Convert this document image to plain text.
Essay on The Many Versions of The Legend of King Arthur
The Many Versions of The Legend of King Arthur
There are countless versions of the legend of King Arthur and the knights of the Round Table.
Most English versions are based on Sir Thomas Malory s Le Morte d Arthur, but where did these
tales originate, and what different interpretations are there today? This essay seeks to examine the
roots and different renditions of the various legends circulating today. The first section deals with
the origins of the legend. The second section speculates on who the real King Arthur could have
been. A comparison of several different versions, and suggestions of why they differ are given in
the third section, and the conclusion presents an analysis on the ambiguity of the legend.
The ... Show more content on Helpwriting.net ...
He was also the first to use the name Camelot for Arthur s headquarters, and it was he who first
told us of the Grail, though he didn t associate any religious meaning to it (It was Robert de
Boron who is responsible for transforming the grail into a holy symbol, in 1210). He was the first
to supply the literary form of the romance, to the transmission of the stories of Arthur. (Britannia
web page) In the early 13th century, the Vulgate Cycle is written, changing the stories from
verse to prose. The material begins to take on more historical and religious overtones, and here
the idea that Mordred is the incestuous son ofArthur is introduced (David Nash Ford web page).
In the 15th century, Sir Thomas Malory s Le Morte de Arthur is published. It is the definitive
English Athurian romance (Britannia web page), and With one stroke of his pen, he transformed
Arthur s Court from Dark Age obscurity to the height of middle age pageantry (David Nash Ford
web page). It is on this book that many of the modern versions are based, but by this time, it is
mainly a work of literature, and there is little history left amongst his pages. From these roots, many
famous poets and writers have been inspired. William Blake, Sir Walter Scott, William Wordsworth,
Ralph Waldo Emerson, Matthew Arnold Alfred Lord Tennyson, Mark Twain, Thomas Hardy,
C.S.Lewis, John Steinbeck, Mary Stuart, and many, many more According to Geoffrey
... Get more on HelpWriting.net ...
---+---
*What needs to be done*.
Repeat every line of the material exactly as given.

*Written answer*.
Convert this document image to plain text.
Essay on The Many Versions of The Legend of King Arthur
The Many Versions of The Legend of King Arthur
There are countless versions of the legend of King Arthur and the knights of the Round Table.
Most English versions are based on Sir Thomas Malory s Le Morte d Arthur, but where did these
tales originate, and what different interpretations are there today? This essay seeks to examine the
roots and different renditions of the various legends circulating today. The first section deals with
the origins of the legend. The second section speculates on who the real King Arthur could have
been. A comparison of several different versions, and suggestions of why they differ are given in
the third section, and the conclusion presents an analysis on the ambiguity of the legend.
The ... Show more content on Helpwriting.net ...
He was also the first to use the name Camelot for Arthur s headquarters, and it was he who first
told us of the Grail, though he didn t associate any religious meaning to it (It was Robert de
Boron who is responsible for transforming the grail into a holy symbol, in 1210). He was the first
to supply the literary form of the romance, to the transmission of the stories of Arthur. (Britannia
web page) In the early 13th century, the Vulgate Cycle is written, changing the stories from
verse to prose. The material begins to take on more historical and religious overtones, and here
the idea that Mordred is the incestuous son ofArthur is introduced (David Nash Ford web page).
In the 15th century, Sir Thomas Malory s Le Morte de Arthur is published. It is the definitive
English Athurian romance (Britannia web page), and With one stroke of his pen, he transformed
Arthur s Court from Dark Age obscurity to the height of middle age pageantry (David Nash Ford
web page). It is on this book that many of the modern versions are based, but by this time, it is
mainly a work of literature, and there is little history left amongst his pages. From these roots, many
famous poets and writers have been inspired. William Blake, Sir Walter Scott, William Wordsworth,
Ralph Waldo Emerson, Matthew Arnold Alfred Lord Tennyson, Mark Twain, Thomas Hardy,
C.S.Lewis, John Steinbeck, Mary Stuart, and many, many more According to Geoffrey
... Get more on HelpWriting.net ...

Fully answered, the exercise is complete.